- Exercise directions
Reproduce the listing below without changes, except that pictures are left out.

- Material provided
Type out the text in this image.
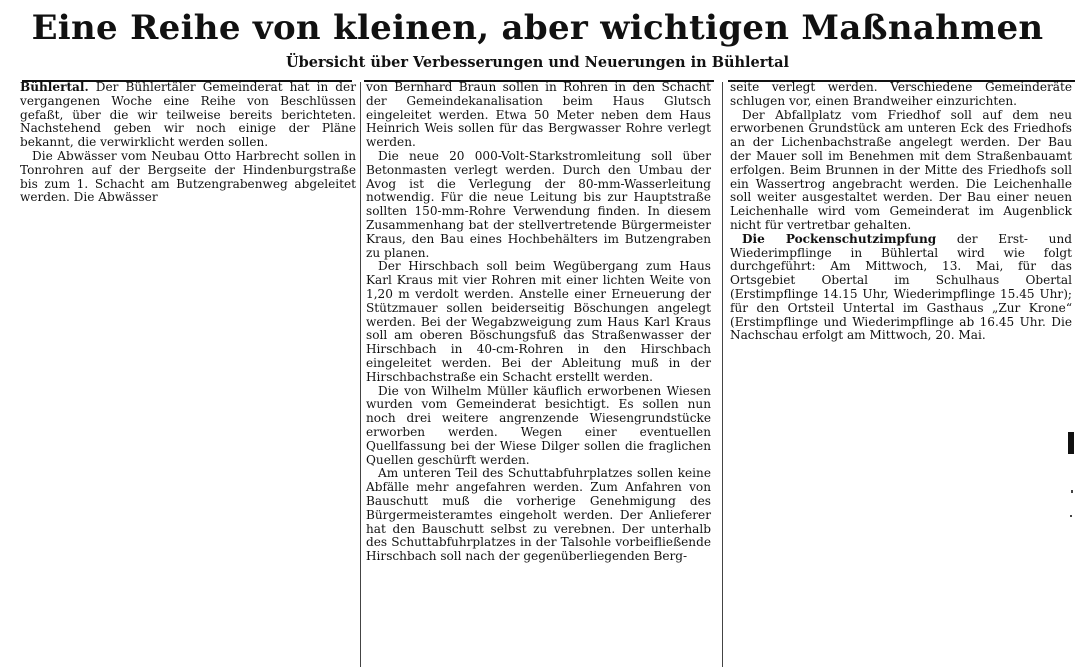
Eine Reihe von kleinen, aber wichtigen Maßnahmen
Übersicht über Verbesserungen und Neuerungen in Bühlertal

Bühlertal. Der Bühlertäler Gemeinderat hat in der vergangenen Woche eine Reihe von Beschlüssen gefaßt, über die wir teilweise bereits berichteten. Nachstehend geben wir noch einige der Pläne bekannt, die verwirklicht werden sollen.

Die Abwässer vom Neubau Otto Harbrecht sollen in Tonrohren auf der Bergseite der Hindenburgstraße bis zum 1. Schacht am Butzengrabenweg abgeleitet werden. Die Abwässer

von Bernhard Braun sollen in Rohren in den Schacht der Gemeindekanalisation beim Haus Glutsch eingeleitet werden. Etwa 50 Meter neben dem Haus Heinrich Weis sollen für das Bergwasser Rohre verlegt werden.

Die neue 20 000-Volt-Starkstromleitung soll über Betonmasten verlegt werden. Durch den Umbau der Avog ist die Verlegung der 80-mm-Wasserleitung notwendig. Für die neue Leitung bis zur Hauptstraße sollten 150-mm-Rohre Verwendung finden. In diesem Zusammenhang bat der stellvertretende Bürgermeister Kraus, den Bau eines Hochbehälters im Butzengraben zu planen.

Der Hirschbach soll beim Wegübergang zum Haus Karl Kraus mit vier Rohren mit einer lichten Weite von 1,20 m verdolt werden. Anstelle einer Erneuerung der Stützmauer sollen beiderseitig Böschungen angelegt werden. Bei der Wegabzweigung zum Haus Karl Kraus soll am oberen Böschungsfuß das Straßenwasser der Hirschbach in 40-cm-Rohren in den Hirschbach eingeleitet werden. Bei der Ableitung muß in der Hirschbachstraße ein Schacht erstellt werden.

Die von Wilhelm Müller käuflich erworbenen Wiesen wurden vom Gemeinderat besichtigt. Es sollen nun noch drei weitere angrenzende Wiesengrundstücke erworben werden. Wegen einer eventuellen Quellfassung bei der Wiese Dilger sollen die fraglichen Quellen geschürft werden.

Am unteren Teil des Schuttabfuhrplatzes sollen keine Abfälle mehr angefahren werden. Zum Anfahren von Bauschutt muß die vorherige Genehmigung des Bürgermeisteramtes eingeholt werden. Der Anlieferer hat den Bauschutt selbst zu verebnen. Der unterhalb des Schuttabfuhrplatzes in der Talsohle vorbeifließende Hirschbach soll nach der gegenüberliegenden Berg-

seite verlegt werden. Verschiedene Gemeinderäte schlugen vor, einen Brandweiher einzurichten.

Der Abfallplatz vom Friedhof soll auf dem neu erworbenen Grundstück am unteren Eck des Friedhofs an der Lichenbachstraße angelegt werden. Der Bau der Mauer soll im Benehmen mit dem Straßenbauamt erfolgen. Beim Brunnen in der Mitte des Friedhofs soll ein Wassertrog angebracht werden. Die Leichenhalle soll weiter ausgestaltet werden. Der Bau einer neuen Leichenhalle wird vom Gemeinderat im Augenblick nicht für vertretbar gehalten.

Die Pockenschutzimpfung der Erst- und Wiederimpflinge in Bühlertal wird wie folgt durchgeführt: Am Mittwoch, 13. Mai, für das Ortsgebiet Obertal im Schulhaus Obertal (Erstimpflinge 14.15 Uhr, Wiederimpflinge 15.45 Uhr); für den Ortsteil Untertal im Gasthaus „Zur Krone“ (Erstimpflinge und Wiederimpflinge ab 16.45 Uhr. Die Nachschau erfolgt am Mittwoch, 20. Mai.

- Answer
Type out the text in this image.
Eine Reihe von kleinen, aber wichtigen Maßnahmen
Übersicht über Verbesserungen und Neuerungen in Bühlertal

Bühlertal. Der Bühlertäler Gemeinderat hat in der vergangenen Woche eine Reihe von Beschlüssen gefaßt, über die wir teilweise bereits berichteten. Nachstehend geben wir noch einige der Pläne bekannt, die verwirklicht werden sollen.

Die Abwässer vom Neubau Otto Harbrecht sollen in Tonrohren auf der Bergseite der Hindenburgstraße bis zum 1. Schacht am Butzengrabenweg abgeleitet werden. Die Abwässer

von Bernhard Braun sollen in Rohren in den Schacht der Gemeindekanalisation beim Haus Glutsch eingeleitet werden. Etwa 50 Meter neben dem Haus Heinrich Weis sollen für das Bergwasser Rohre verlegt werden.

Die neue 20 000-Volt-Starkstromleitung soll über Betonmasten verlegt werden. Durch den Umbau der Avog ist die Verlegung der 80-mm-Wasserleitung notwendig. Für die neue Leitung bis zur Hauptstraße sollten 150-mm-Rohre Verwendung finden. In diesem Zusammenhang bat der stellvertretende Bürgermeister Kraus, den Bau eines Hochbehälters im Butzengraben zu planen.

Der Hirschbach soll beim Wegübergang zum Haus Karl Kraus mit vier Rohren mit einer lichten Weite von 1,20 m verdolt werden. Anstelle einer Erneuerung der Stützmauer sollen beiderseitig Böschungen angelegt werden. Bei der Wegabzweigung zum Haus Karl Kraus soll am oberen Böschungsfuß das Straßenwasser der Hirschbach in 40-cm-Rohren in den Hirschbach eingeleitet werden. Bei der Ableitung muß in der Hirschbachstraße ein Schacht erstellt werden.

Die von Wilhelm Müller käuflich erworbenen Wiesen wurden vom Gemeinderat besichtigt. Es sollen nun noch drei weitere angrenzende Wiesengrundstücke erworben werden. Wegen einer eventuellen Quellfassung bei der Wiese Dilger sollen die fraglichen Quellen geschürft werden.

Am unteren Teil des Schuttabfuhrplatzes sollen keine Abfälle mehr angefahren werden. Zum Anfahren von Bauschutt muß die vorherige Genehmigung des Bürgermeisteramtes eingeholt werden. Der Anlieferer hat den Bauschutt selbst zu verebnen. Der unterhalb des Schuttabfuhrplatzes in der Talsohle vorbeifließende Hirschbach soll nach der gegenüberliegenden Berg-

seite verlegt werden. Verschiedene Gemeinderäte schlugen vor, einen Brandweiher einzurichten.

Der Abfallplatz vom Friedhof soll auf dem neu erworbenen Grundstück am unteren Eck des Friedhofs an der Lichenbachstraße angelegt werden. Der Bau der Mauer soll im Benehmen mit dem Straßenbauamt erfolgen. Beim Brunnen in der Mitte des Friedhofs soll ein Wassertrog angebracht werden. Die Leichenhalle soll weiter ausgestaltet werden. Der Bau einer neuen Leichenhalle wird vom Gemeinderat im Augenblick nicht für vertretbar gehalten.

Die Pockenschutzimpfung der Erst- und Wiederimpflinge in Bühlertal wird wie folgt durchgeführt: Am Mittwoch, 13. Mai, für das Ortsgebiet Obertal im Schulhaus Obertal (Erstimpflinge 14.15 Uhr, Wiederimpflinge 15.45 Uhr); für den Ortsteil Untertal im Gasthaus „Zur Krone“ (Erstimpflinge und Wiederimpflinge ab 16.45 Uhr. Die Nachschau erfolgt am Mittwoch, 20. Mai.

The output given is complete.